EXTRACTED ENTRIES:

-=-=-=-=-

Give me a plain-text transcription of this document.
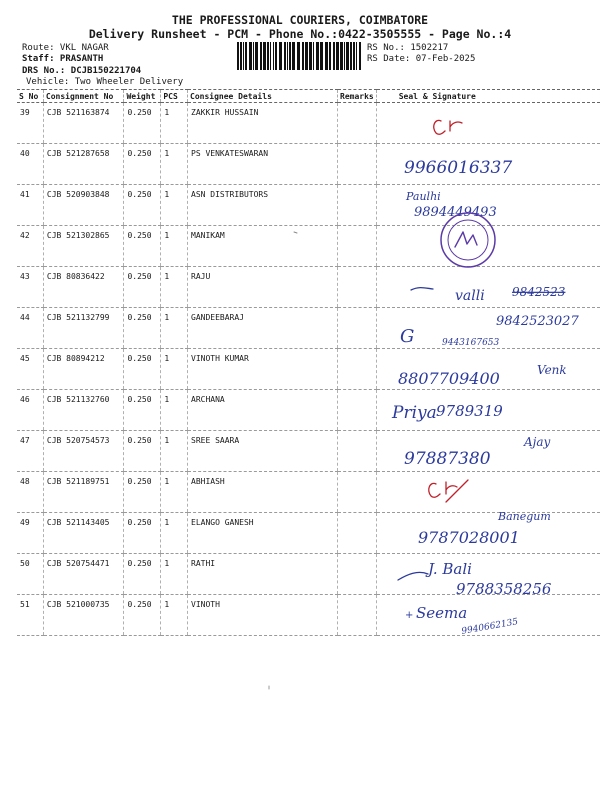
THE PROFESSIONAL COURIERS, COIMBATORE
Delivery Runsheet - PCM - Phone No.:0422-3505555 - Page No.:4
Route: VKL NAGAR
Staff: PRASANTH
DRS No.: DCJB150221704
Vehicle: Two Wheeler Delivery
RS No.: 1502217
RS Date: 07-Feb-2025
S No	Consignment No	Weight	PCS	Consignee Details	Remarks	Seal & Signature
39	CJB 521163874	0.250	1	ZAKKIR HUSSAIN		
40	CJB 521287658	0.250	1	PS VENKATESWARAN		
41	CJB 520903848	0.250	1	ASN DISTRIBUTORS		
42	CJB 521302865	0.250	1	MANIKAM		
43	CJB 80836422	0.250	1	RAJU		
44	CJB 521132799	0.250	1	GANDEEBARAJ		
45	CJB 80894212	0.250	1	VINOTH KUMAR		
46	CJB 521132760	0.250	1	ARCHANA		
47	CJB 520754573	0.250	1	SREE SAARA		
48	CJB 521189751	0.250	1	ABHIASH		
49	CJB 521143405	0.250	1	ELANGO GANESH		
50	CJB 520754471	0.250	1	RATHI		
51	CJB 521000735	0.250	1	VINOTH		
9966016337
Paulhi
9894449493
valli 9842523
G
9842523027
9443167653
8807709400	Venk
Priya 9789319
Ajay
97887380
Banegum
9787028001
J. Bali
9788358256
+ Seema
9940662135
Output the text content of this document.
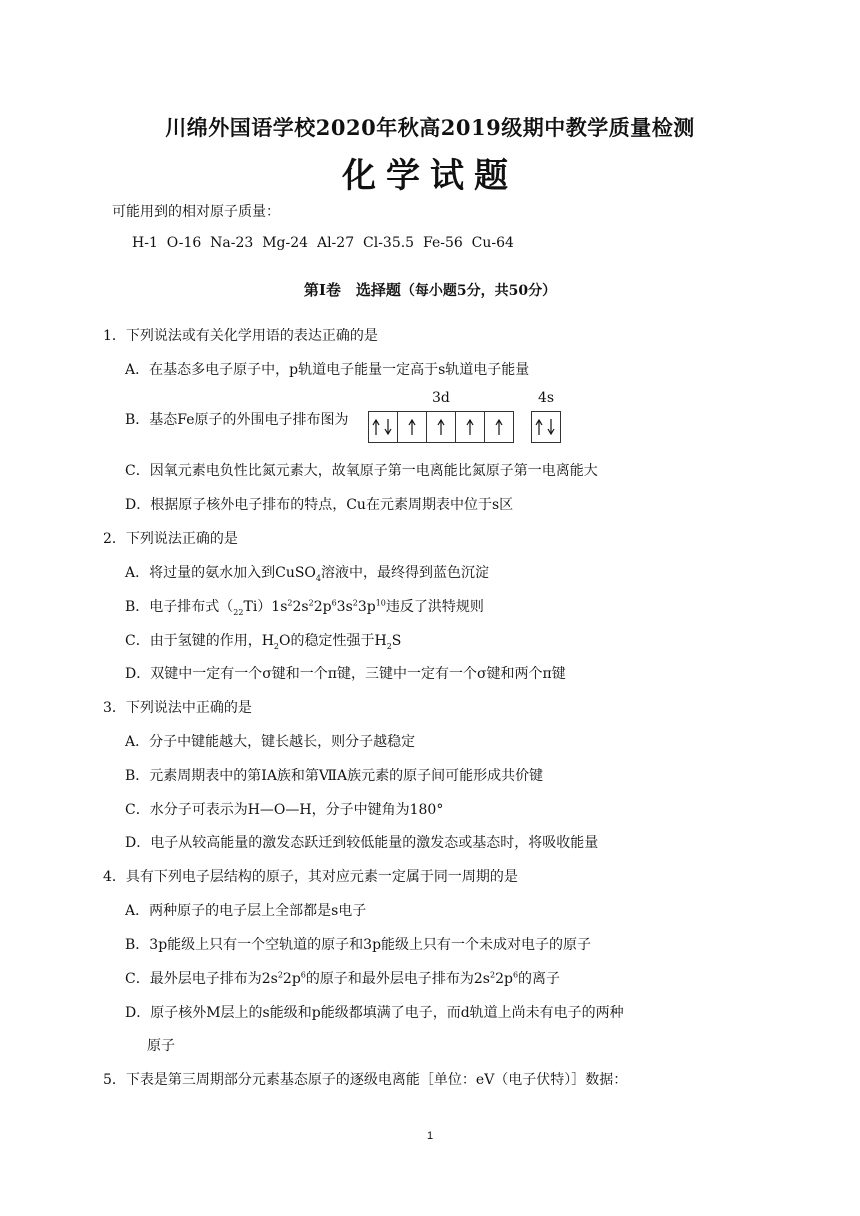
川绵外国语学校2020年秋高2019级期中教学质量检测
化学试题
可能用到的相对原子质量：
H-1  O-16  Na-23  Mg-24  Al-27  Cl-35.5  Fe-56  Cu-64
第Ⅰ卷　选择题（每小题5分，共50分）
1．下列说法或有关化学用语的表达正确的是
A．在基态多电子原子中，p轨道电子能量一定高于s轨道电子能量
B．基态Fe原子的外围电子排布图为
3d	4s
C．因氧元素电负性比氮元素大，故氧原子第一电离能比氮原子第一电离能大
D．根据原子核外电子排布的特点，Cu在元素周期表中位于s区
2．下列说法正确的是
A．将过量的氨水加入到CuSO$_4$溶液中，最终得到蓝色沉淀
B．电子排布式$(_{22}Ti)1s^22s^22p^63s^23p^{10}$违反了洪特规则
C．由于氢键的作用，$H_2O$的稳定性强于$H_2S$
D．双键中一定有一个σ键和一个π键，三键中一定有一个σ键和两个π键
3．下列说法中正确的是
A．分子中键能越大，键长越长，则分子越稳定
B．元素周期表中的第ⅠA族和第ⅦA族元素的原子间可能形成共价键
C．水分子可表示为H—O—H，分子中键角为180°
D．电子从较高能量的激发态跃迁到较低能量的激发态或基态时，将吸收能量
4．具有下列电子层结构的原子，其对应元素一定属于同一周期的是
A．两种原子的电子层上全部都是s电子
B．3p能级上只有一个空轨道的原子和3p能级上只有一个未成对电子的原子
C．最外层电子排布为$2s^22p^6$的原子和最外层电子排布为$2s^22p^6$的离子
D．原子核外M层上的s能级和p能级都填满了电子，而d轨道上尚未有电子的两种
原子
5．下表是第三周期部分元素基态原子的逐级电离能［单位：eV（电子伏特）］数据：
1
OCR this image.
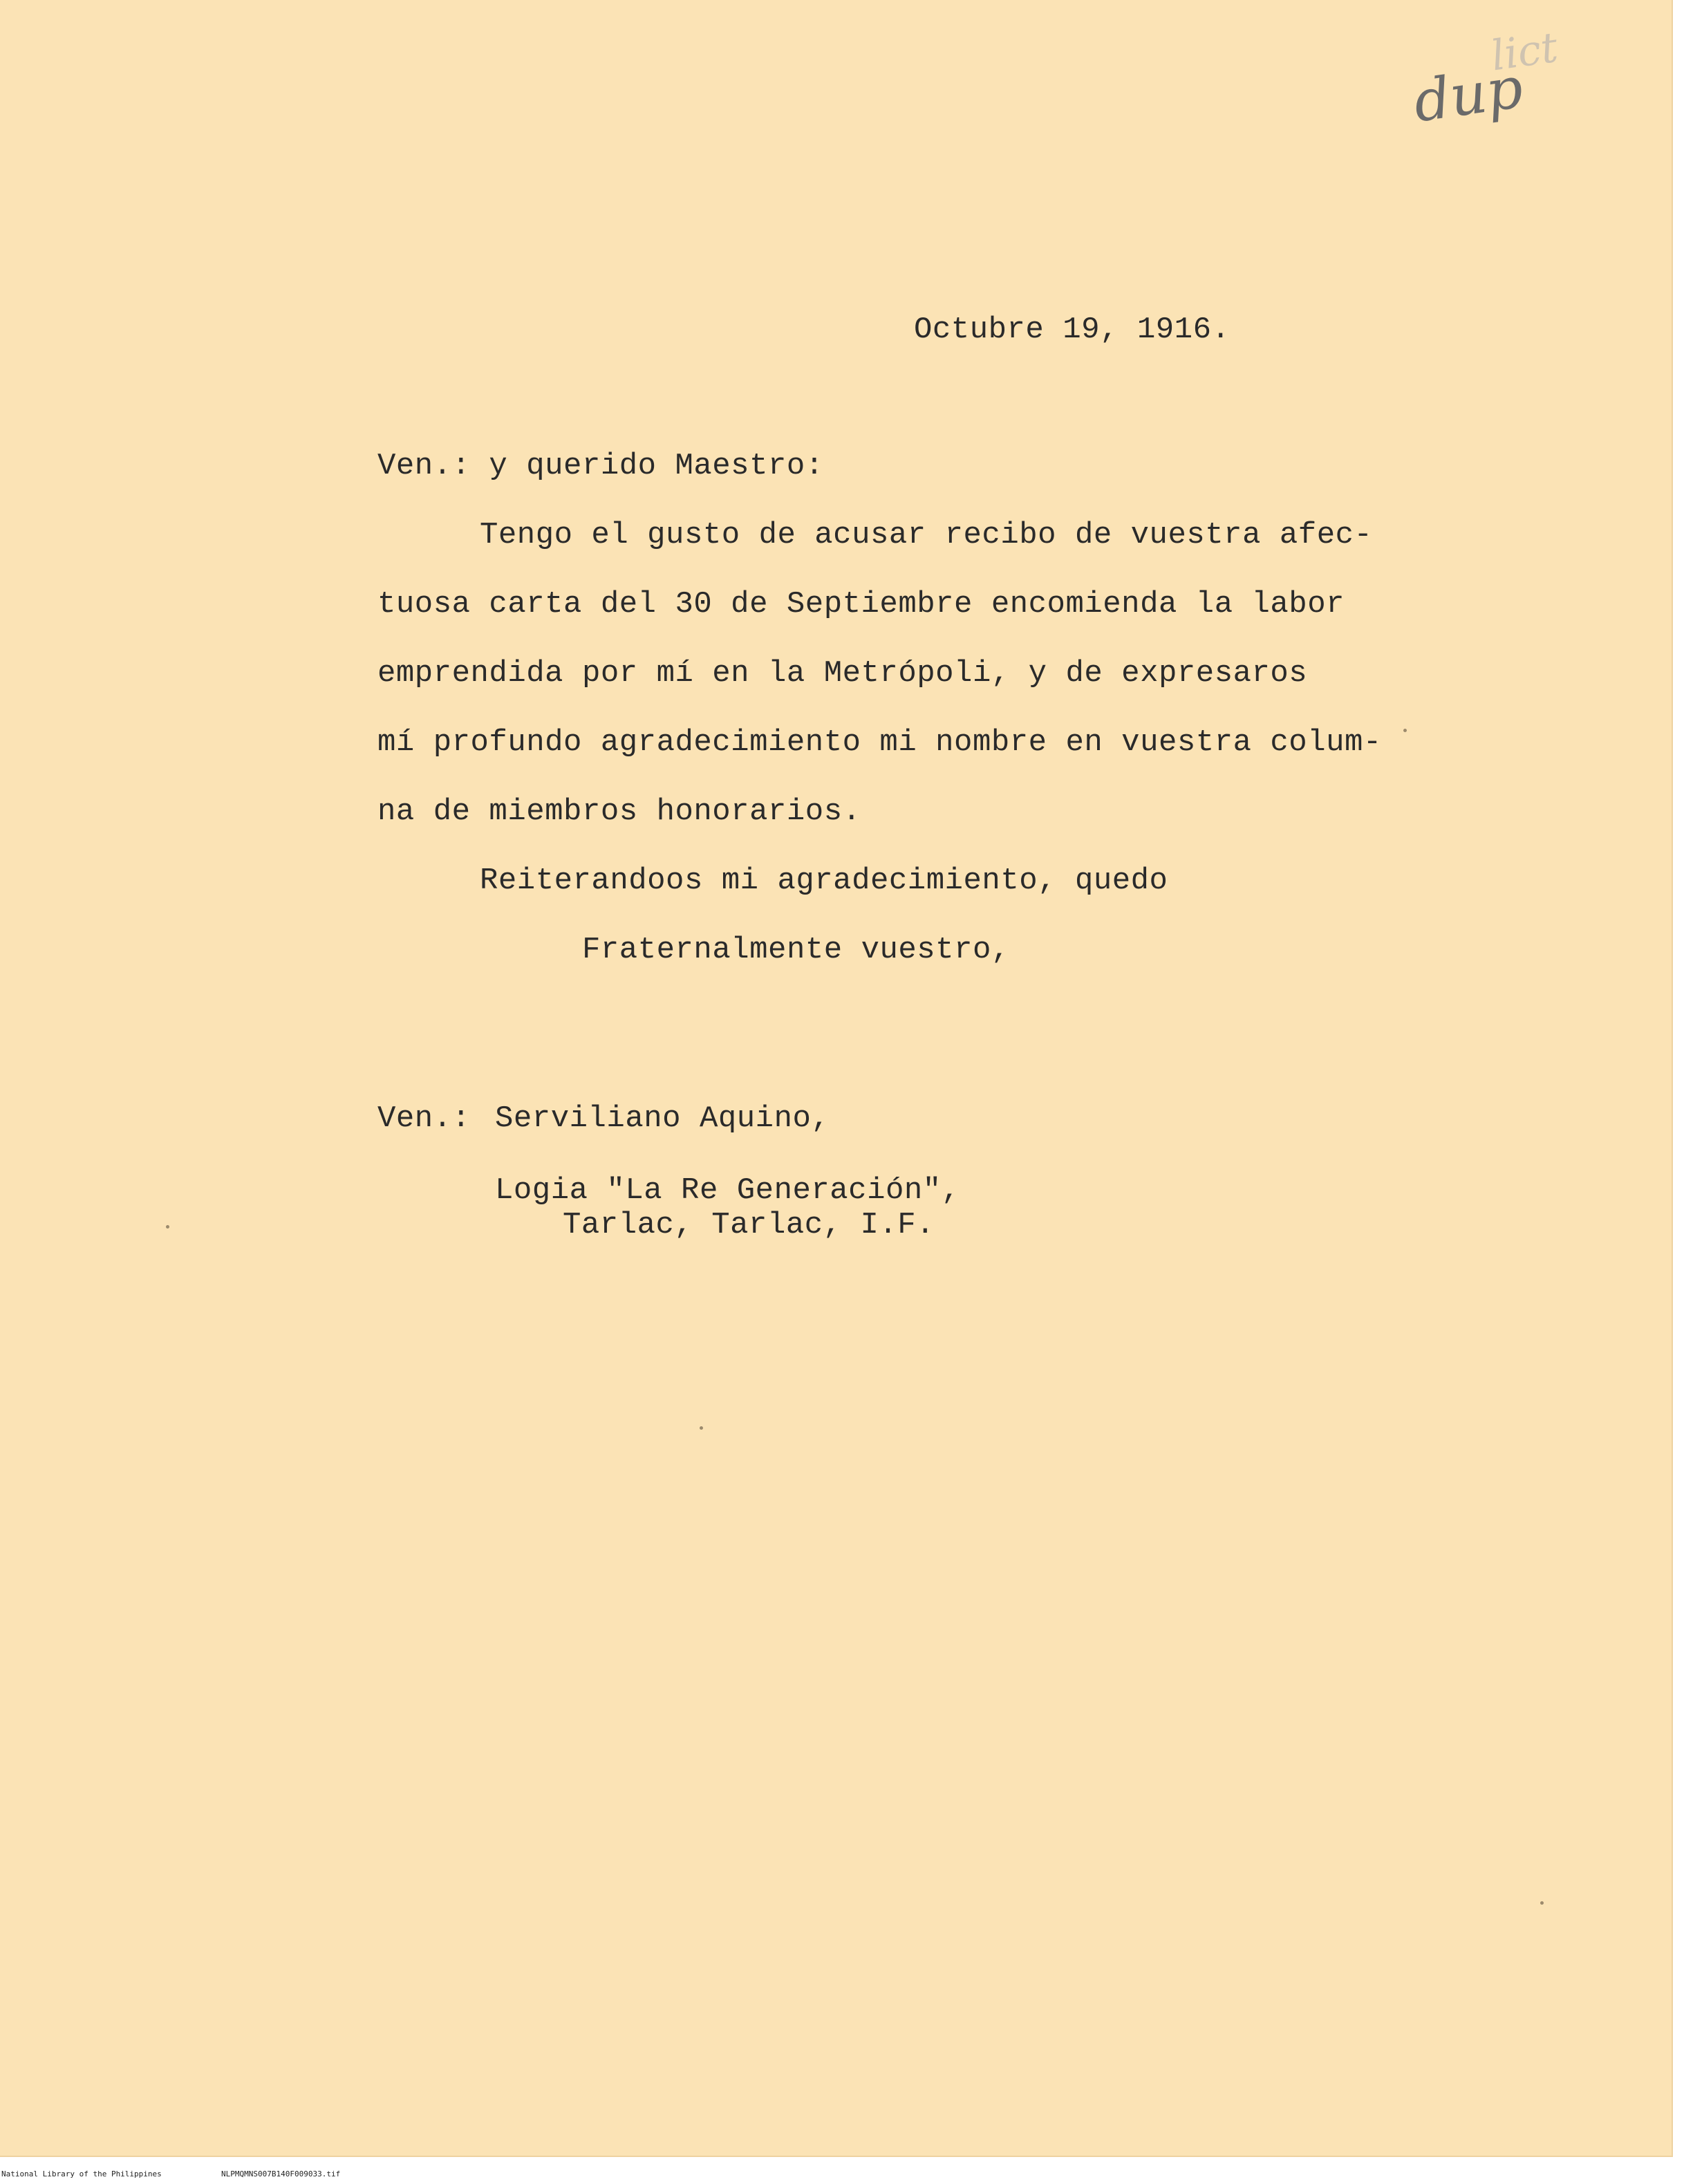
dup
lict
Octubre 19, 1916.
Ven.: y querido Maestro:
Tengo el gusto de acusar recibo de vuestra afec-
tuosa carta del 30 de Septiembre encomienda la labor
emprendida por mí en la Metrópoli, y de expresaros
mí profundo agradecimiento mi nombre en vuestra colum-
na de miembros honorarios.
Reiterandoos mi agradecimiento, quedo
Fraternalmente vuestro,
Ven.: Serviliano Aquino,
Logia "La Re Generación",
Tarlac, Tarlac, I.F.
National Library of the Philippines	NLPMQMNS007B140F009033.tif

-=-=-=-=-

OBJECTIVE:
Return all the entries word for word, but omit any pictures they contain.

COMPLETE OUTPUT:
Give me a plain-text transcription of this document.
THE PROFESSIONAL COURIERS, COIMBATORE
Delivery Runsheet - PCM - Phone No.:0422-3505555 - Page No.:4
Route: VKL NAGAR
Staff: PRASANTH
DRS No.: DCJB150221704
Vehicle: Two Wheeler Delivery
RS No.: 1502217
RS Date: 07-Feb-2025
S No	Consignment No	Weight	PCS	Consignee Details	Remarks	Seal & Signature
39	CJB 521163874	0.250	1	ZAKKIR HUSSAIN		
40	CJB 521287658	0.250	1	PS VENKATESWARAN		
41	CJB 520903848	0.250	1	ASN DISTRIBUTORS		
42	CJB 521302865	0.250	1	MANIKAM		
43	CJB 80836422	0.250	1	RAJU		
44	CJB 521132799	0.250	1	GANDEEBARAJ		
45	CJB 80894212	0.250	1	VINOTH KUMAR		
46	CJB 521132760	0.250	1	ARCHANA		
47	CJB 520754573	0.250	1	SREE SAARA		
48	CJB 521189751	0.250	1	ABHIASH		
49	CJB 521143405	0.250	1	ELANGO GANESH		
50	CJB 520754471	0.250	1	RATHI		
51	CJB 521000735	0.250	1	VINOTH		
9966016337
Paulhi
9894449493
valli 9842523
G
9842523027
9443167653
8807709400	Venk
Priya 9789319
Ajay
97887380
Banegum
9787028001
J. Bali
9788358256
+ Seema
9940662135
Output the text content of this document.
川绵外国语学校2020年秋高2019级期中教学质量检测
化学试题
可能用到的相对原子质量：
H-1  O-16  Na-23  Mg-24  Al-27  Cl-35.5  Fe-56  Cu-64
第Ⅰ卷　选择题（每小题5分，共50分）
1．下列说法或有关化学用语的表达正确的是
A．在基态多电子原子中，p轨道电子能量一定高于s轨道电子能量
B．基态Fe原子的外围电子排布图为
3d	4s
C．因氧元素电负性比氮元素大，故氧原子第一电离能比氮原子第一电离能大
D．根据原子核外电子排布的特点，Cu在元素周期表中位于s区
2．下列说法正确的是
A．将过量的氨水加入到CuSO$_4$溶液中，最终得到蓝色沉淀
B．电子排布式$(_{22}Ti)1s^22s^22p^63s^23p^{10}$违反了洪特规则
C．由于氢键的作用，$H_2O$的稳定性强于$H_2S$
D．双键中一定有一个σ键和一个π键，三键中一定有一个σ键和两个π键
3．下列说法中正确的是
A．分子中键能越大，键长越长，则分子越稳定
B．元素周期表中的第ⅠA族和第ⅦA族元素的原子间可能形成共价键
C．水分子可表示为H—O—H，分子中键角为180°
D．电子从较高能量的激发态跃迁到较低能量的激发态或基态时，将吸收能量
4．具有下列电子层结构的原子，其对应元素一定属于同一周期的是
A．两种原子的电子层上全部都是s电子
B．3p能级上只有一个空轨道的原子和3p能级上只有一个未成对电子的原子
C．最外层电子排布为$2s^22p^6$的原子和最外层电子排布为$2s^22p^6$的离子
D．原子核外M层上的s能级和p能级都填满了电子，而d轨道上尚未有电子的两种
原子
5．下表是第三周期部分元素基态原子的逐级电离能［单位：eV（电子伏特）］数据：
1
OCR this image.
dup
lict
Octubre 19, 1916.
Ven.: y querido Maestro:
Tengo el gusto de acusar recibo de vuestra afec-
tuosa carta del 30 de Septiembre encomienda la labor
emprendida por mí en la Metrópoli, y de expresaros
mí profundo agradecimiento mi nombre en vuestra colum-
na de miembros honorarios.
Reiterandoos mi agradecimiento, quedo
Fraternalmente vuestro,
Ven.: Serviliano Aquino,
Logia "La Re Generación",
Tarlac, Tarlac, I.F.
National Library of the Philippines	NLPMQMNS007B140F009033.tif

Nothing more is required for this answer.